WHAT YOU WILL DO >>
Review the lines that follow and copy each one that contains the word "title".

STORED ROWS >>
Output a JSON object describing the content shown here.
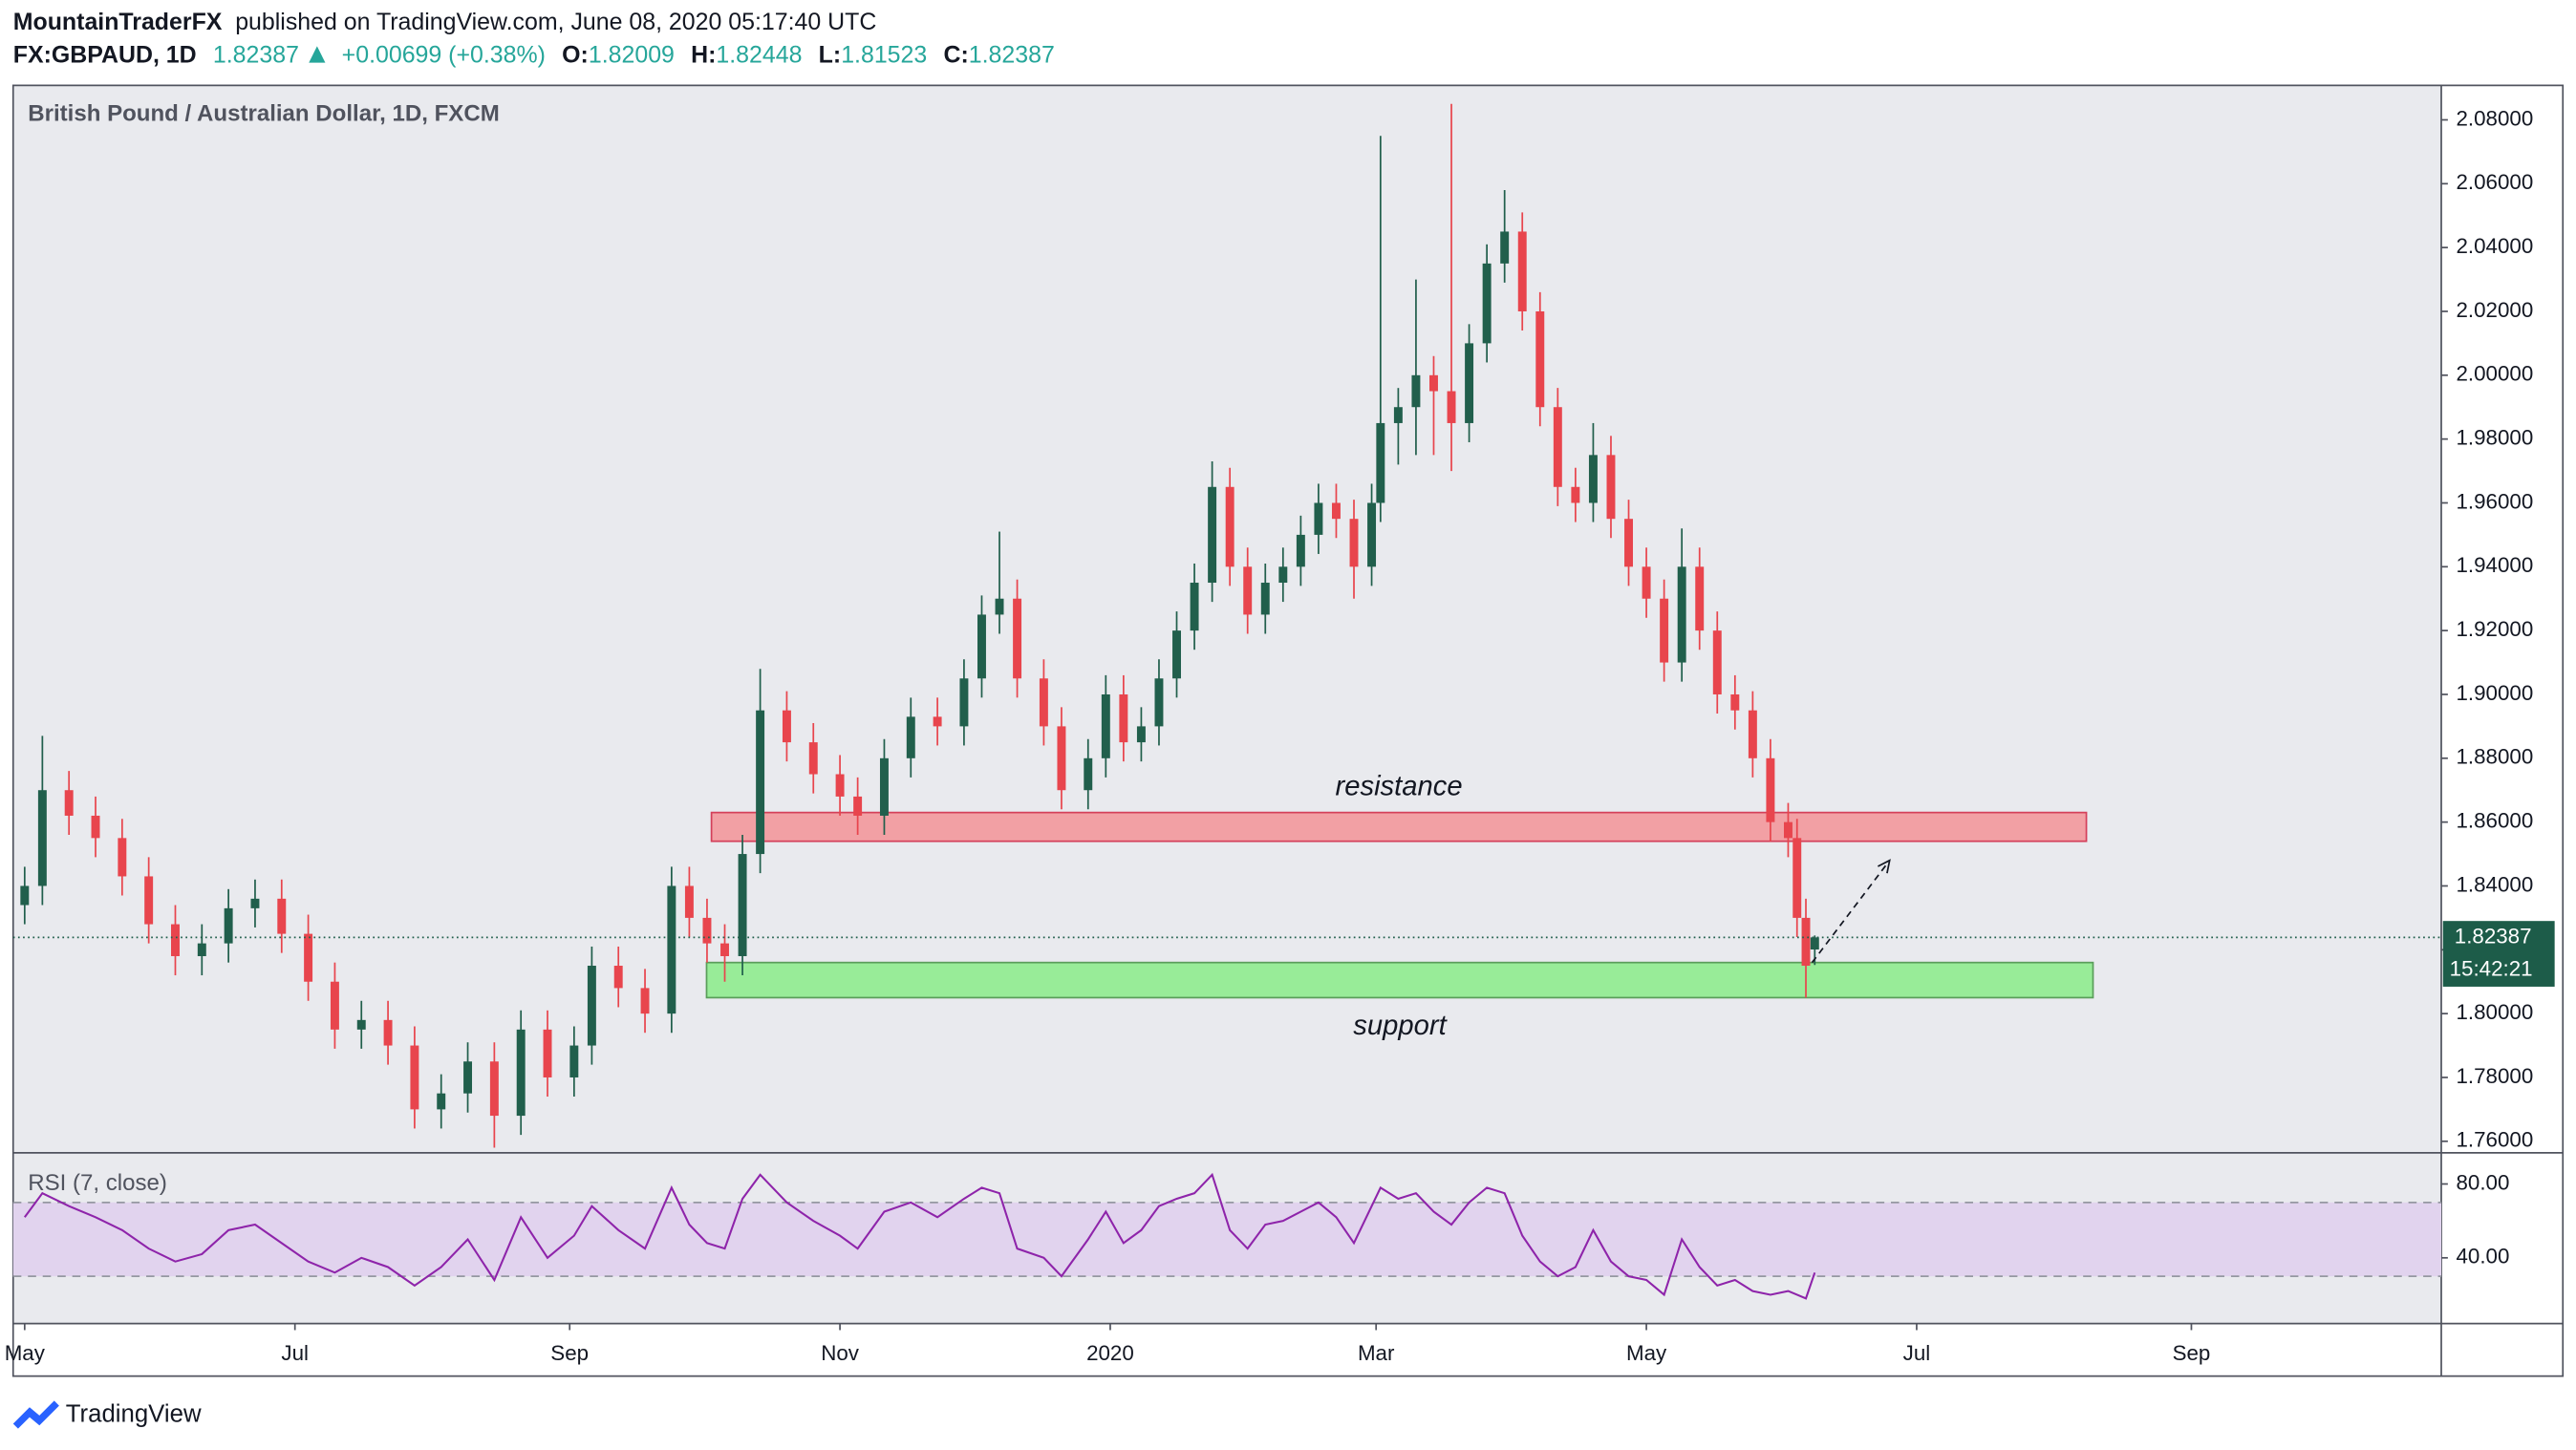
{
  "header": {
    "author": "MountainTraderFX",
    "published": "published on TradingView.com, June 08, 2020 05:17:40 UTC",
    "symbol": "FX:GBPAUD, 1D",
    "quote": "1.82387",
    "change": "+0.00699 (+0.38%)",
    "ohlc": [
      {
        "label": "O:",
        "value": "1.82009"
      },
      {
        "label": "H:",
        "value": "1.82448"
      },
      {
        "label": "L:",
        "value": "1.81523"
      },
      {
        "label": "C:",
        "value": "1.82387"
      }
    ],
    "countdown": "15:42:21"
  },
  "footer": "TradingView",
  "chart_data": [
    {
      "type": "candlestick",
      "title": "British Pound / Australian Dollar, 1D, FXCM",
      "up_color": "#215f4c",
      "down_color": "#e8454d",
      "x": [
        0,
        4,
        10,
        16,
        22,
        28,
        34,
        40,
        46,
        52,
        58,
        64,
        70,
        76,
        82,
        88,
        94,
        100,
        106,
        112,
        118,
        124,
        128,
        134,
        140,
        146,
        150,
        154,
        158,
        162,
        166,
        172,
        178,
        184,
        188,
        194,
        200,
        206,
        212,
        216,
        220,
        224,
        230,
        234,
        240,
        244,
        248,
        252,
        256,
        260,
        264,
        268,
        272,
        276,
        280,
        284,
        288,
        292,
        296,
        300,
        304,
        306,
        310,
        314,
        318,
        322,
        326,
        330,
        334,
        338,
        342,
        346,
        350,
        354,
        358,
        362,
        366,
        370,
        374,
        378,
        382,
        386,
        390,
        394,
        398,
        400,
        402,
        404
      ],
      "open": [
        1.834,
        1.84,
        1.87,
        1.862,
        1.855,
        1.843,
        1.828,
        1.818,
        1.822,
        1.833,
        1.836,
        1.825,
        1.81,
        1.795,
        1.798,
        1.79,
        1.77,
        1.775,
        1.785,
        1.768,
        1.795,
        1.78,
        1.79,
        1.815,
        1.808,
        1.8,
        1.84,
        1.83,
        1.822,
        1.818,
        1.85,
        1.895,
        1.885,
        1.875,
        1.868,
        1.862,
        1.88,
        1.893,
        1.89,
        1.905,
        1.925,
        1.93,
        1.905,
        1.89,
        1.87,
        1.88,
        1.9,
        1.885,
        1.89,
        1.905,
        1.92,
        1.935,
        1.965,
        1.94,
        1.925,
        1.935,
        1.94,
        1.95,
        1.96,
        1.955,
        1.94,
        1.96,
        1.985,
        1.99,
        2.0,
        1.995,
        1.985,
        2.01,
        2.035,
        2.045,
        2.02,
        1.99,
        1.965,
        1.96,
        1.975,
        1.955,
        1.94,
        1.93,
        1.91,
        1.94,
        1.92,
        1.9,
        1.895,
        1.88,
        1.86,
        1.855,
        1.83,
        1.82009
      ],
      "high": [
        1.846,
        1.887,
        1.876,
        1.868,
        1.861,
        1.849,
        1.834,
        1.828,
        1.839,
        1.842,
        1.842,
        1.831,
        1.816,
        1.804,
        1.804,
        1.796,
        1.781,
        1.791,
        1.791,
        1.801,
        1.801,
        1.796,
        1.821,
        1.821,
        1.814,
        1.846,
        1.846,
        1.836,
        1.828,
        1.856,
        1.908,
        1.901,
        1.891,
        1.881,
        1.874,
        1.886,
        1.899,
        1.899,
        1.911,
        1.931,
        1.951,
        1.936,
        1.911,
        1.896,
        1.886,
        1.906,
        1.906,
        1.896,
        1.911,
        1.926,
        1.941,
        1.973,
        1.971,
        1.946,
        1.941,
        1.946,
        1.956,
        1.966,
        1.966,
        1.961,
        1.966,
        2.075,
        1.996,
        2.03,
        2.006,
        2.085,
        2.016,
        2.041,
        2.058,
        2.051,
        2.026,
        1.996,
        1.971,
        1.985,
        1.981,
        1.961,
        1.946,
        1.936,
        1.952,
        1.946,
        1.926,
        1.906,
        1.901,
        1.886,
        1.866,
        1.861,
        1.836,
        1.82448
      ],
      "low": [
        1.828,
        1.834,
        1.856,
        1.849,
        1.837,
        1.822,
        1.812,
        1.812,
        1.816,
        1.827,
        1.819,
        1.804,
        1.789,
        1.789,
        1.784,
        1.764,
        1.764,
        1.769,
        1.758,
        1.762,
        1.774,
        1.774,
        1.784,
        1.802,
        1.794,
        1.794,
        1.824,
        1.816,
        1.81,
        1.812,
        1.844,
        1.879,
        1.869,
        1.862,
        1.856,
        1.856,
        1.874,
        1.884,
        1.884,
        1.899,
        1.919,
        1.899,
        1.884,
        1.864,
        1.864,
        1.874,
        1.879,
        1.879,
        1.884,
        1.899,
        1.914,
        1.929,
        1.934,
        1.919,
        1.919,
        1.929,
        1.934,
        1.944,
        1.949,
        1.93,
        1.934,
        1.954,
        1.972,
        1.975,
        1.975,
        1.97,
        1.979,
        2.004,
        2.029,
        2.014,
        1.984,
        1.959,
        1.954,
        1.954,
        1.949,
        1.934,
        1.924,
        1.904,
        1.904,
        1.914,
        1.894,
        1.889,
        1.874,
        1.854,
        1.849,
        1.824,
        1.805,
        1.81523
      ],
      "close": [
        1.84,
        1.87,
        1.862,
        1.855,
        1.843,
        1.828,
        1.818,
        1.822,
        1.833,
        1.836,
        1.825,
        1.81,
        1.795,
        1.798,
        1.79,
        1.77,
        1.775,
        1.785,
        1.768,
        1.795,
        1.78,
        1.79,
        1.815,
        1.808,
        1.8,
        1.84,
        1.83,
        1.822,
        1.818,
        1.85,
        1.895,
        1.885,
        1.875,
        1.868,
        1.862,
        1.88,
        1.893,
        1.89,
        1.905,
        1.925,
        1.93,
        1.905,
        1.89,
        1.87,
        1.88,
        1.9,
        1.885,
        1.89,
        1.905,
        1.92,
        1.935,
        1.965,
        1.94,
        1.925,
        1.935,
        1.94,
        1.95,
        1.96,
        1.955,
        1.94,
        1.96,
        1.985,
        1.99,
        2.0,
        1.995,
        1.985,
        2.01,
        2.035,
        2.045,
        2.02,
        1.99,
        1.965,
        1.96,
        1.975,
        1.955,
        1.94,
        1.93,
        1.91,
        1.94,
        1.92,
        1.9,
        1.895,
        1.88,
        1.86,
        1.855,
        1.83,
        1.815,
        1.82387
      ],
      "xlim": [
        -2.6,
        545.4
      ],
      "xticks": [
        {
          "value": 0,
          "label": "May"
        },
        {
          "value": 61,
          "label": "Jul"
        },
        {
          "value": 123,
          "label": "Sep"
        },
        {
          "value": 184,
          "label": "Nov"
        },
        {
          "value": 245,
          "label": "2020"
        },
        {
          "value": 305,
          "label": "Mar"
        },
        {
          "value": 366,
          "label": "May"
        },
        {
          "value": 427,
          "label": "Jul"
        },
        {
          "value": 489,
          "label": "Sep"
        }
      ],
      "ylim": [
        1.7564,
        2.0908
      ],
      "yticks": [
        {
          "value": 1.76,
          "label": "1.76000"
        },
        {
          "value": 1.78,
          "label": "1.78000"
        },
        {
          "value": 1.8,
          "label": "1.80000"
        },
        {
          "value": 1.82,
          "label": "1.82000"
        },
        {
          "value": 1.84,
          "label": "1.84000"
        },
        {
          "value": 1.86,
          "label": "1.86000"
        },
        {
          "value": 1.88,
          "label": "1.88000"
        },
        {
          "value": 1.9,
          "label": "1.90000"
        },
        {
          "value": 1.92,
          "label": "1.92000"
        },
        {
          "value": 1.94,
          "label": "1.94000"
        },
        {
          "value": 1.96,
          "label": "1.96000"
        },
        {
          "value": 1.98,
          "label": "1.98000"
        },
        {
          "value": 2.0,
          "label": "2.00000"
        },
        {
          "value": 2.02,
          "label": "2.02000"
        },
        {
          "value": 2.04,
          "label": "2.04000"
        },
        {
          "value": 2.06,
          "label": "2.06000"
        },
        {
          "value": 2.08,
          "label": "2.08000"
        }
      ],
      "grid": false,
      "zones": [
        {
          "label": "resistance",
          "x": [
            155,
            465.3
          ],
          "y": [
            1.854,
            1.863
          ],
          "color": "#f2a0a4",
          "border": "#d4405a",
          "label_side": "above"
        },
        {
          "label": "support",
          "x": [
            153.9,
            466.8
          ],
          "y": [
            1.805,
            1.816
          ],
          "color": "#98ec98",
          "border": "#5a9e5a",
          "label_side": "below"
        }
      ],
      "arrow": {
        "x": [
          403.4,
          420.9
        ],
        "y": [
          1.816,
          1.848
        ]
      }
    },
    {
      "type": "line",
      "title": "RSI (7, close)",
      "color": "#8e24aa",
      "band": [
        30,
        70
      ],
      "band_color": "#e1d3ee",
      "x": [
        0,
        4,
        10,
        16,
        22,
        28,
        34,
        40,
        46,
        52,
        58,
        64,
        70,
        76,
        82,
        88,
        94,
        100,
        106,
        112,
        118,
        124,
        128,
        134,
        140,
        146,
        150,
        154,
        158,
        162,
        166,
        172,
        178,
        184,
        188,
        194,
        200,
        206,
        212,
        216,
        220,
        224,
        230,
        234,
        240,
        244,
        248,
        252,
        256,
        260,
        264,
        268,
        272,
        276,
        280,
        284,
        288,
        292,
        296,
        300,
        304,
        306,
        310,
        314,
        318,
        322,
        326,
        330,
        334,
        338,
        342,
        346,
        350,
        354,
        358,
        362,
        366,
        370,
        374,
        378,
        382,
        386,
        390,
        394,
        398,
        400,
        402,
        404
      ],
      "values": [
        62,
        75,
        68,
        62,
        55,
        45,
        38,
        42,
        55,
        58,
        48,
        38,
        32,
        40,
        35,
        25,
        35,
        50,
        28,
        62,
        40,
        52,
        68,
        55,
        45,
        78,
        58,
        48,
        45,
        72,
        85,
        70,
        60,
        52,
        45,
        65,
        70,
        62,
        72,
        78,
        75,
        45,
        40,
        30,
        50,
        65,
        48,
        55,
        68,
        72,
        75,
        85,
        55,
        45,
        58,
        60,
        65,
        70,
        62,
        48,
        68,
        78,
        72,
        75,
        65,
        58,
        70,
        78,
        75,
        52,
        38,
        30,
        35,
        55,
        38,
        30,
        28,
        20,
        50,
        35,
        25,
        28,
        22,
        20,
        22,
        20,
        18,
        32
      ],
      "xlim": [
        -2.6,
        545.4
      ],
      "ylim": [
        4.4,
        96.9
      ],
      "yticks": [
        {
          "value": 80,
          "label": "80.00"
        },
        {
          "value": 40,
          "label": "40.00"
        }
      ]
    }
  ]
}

COMPLETED EXERCISE >>
      "title": "British Pound / Australian Dollar, 1D, FXCM",
      "title": "RSI (7, close)",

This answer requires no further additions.